Methods A prospective randomised controlled study in a single institution. Participants were randomised by the clinic nurses according to a computer‐generated random number list. Power calculation was performed a priori.
 Number of participants randomised: 107
 Number of participants analysed: 96 (47 in the early group, 49 in the delayed feeding group); 7 women were excluded because of intraoperative injury of the gastrointestinal tract, and 4 were excluded because of self withdrawal.
 Analysis: Available case analysis
Participants Inclusion criteria: Gynaecologic oncology and uro‐gynaecology patients undergoing laparotomy; mean age: 50 years (early group), 52 years (delayed feeding group)
 Underlying diagnosis of malignancy: 63.0% (early group), 54.0% (delayed feeding group)
 No significant difference in baseline characteristics between the 2 groups including age, body mass index (BMI), race, malignancy, bowel preparation, procedure, type of incision, operating time, blood loss, need for blood transfusion, and placement of a suprapubic catheter. However, there were significantly more women in early group who received epidural analgesia for pain treatment (55% vs 37%).

* [Exercise description]: Please extract the stretch of the study description from "Methods A prospective" through "performed a priori.", word for word.

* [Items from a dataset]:
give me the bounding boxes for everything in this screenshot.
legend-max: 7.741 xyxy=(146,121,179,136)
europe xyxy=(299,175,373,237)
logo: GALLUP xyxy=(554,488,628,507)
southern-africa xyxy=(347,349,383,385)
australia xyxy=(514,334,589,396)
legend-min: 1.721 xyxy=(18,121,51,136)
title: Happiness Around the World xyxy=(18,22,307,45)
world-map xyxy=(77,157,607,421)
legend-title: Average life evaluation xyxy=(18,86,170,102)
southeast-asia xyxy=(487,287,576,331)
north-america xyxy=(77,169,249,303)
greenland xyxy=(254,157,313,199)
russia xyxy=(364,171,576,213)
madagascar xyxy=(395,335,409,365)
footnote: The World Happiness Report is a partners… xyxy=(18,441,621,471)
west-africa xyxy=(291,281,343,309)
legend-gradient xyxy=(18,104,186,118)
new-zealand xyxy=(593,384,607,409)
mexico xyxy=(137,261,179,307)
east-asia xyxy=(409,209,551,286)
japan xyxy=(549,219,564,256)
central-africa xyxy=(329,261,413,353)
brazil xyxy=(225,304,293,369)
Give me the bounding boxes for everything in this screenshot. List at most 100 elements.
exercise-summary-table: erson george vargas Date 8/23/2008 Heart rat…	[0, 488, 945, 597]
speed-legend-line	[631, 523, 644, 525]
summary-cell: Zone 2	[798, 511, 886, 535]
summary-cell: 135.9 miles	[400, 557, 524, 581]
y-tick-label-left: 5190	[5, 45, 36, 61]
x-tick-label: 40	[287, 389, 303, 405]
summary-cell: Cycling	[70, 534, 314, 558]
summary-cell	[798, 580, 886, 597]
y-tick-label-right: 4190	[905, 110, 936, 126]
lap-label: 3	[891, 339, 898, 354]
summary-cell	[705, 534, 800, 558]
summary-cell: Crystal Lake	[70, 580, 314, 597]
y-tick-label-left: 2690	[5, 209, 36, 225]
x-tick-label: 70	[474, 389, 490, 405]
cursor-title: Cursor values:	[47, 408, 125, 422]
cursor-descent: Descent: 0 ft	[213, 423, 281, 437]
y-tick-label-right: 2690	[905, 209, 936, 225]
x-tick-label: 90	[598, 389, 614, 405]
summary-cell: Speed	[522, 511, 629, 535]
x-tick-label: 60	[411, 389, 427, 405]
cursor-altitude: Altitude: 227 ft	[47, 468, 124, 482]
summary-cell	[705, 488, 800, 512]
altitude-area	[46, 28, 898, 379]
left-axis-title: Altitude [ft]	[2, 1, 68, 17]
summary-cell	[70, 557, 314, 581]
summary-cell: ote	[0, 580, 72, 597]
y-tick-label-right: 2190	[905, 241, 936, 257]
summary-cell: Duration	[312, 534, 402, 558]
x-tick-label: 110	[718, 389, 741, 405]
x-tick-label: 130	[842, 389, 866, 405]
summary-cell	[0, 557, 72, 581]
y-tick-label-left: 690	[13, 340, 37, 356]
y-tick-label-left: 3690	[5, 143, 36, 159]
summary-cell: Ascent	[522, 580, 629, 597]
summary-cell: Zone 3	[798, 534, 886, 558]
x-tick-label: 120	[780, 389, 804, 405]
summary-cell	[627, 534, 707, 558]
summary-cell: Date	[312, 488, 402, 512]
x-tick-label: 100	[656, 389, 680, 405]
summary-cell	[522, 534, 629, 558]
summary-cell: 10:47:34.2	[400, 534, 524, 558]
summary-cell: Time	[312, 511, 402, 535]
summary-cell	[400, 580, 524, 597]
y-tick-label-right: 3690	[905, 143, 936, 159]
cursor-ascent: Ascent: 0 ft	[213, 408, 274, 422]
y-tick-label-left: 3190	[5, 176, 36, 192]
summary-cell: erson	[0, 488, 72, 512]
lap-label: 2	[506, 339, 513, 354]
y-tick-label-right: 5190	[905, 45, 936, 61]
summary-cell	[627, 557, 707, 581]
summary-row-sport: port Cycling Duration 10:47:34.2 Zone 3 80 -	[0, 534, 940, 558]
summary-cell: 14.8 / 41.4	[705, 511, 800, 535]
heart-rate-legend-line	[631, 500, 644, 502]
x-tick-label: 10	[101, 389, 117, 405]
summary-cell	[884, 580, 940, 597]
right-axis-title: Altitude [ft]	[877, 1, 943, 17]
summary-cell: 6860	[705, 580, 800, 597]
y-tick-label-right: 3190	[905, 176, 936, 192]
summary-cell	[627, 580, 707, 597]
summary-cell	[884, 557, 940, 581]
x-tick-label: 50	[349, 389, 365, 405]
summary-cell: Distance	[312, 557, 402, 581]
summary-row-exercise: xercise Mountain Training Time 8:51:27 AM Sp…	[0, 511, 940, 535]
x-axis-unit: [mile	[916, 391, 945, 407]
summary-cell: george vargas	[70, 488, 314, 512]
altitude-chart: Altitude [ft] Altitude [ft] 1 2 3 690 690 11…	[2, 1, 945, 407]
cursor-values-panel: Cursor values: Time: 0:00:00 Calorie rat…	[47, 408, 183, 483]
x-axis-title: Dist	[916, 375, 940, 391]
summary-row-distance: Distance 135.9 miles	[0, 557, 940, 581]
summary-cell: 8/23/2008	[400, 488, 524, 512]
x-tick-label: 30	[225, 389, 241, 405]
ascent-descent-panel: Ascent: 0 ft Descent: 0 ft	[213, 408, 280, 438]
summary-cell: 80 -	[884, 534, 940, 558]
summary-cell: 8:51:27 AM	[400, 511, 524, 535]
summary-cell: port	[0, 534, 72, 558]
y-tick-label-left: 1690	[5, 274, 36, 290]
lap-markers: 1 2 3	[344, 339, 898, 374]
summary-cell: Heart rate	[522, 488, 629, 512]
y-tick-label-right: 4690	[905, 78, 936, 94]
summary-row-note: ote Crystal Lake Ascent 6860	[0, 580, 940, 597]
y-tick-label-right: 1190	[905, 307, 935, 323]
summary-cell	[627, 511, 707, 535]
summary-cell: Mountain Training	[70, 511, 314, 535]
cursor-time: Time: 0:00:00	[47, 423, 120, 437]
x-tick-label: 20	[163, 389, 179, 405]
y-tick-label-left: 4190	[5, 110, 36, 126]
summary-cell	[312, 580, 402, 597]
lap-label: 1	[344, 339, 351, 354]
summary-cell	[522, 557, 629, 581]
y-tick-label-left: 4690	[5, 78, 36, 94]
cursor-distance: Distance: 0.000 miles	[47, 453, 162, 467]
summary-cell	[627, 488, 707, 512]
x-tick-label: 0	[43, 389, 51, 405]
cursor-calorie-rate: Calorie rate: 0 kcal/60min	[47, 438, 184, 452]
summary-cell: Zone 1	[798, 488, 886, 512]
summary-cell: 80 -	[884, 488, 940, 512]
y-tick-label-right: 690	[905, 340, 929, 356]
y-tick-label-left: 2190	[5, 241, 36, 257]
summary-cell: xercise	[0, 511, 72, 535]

* [Written response]:
Methods A prospective randomised controlled study in a single institution. Participants were randomised by the clinic nurses according to a computer‐generated random number list. Power calculation was performed a priori.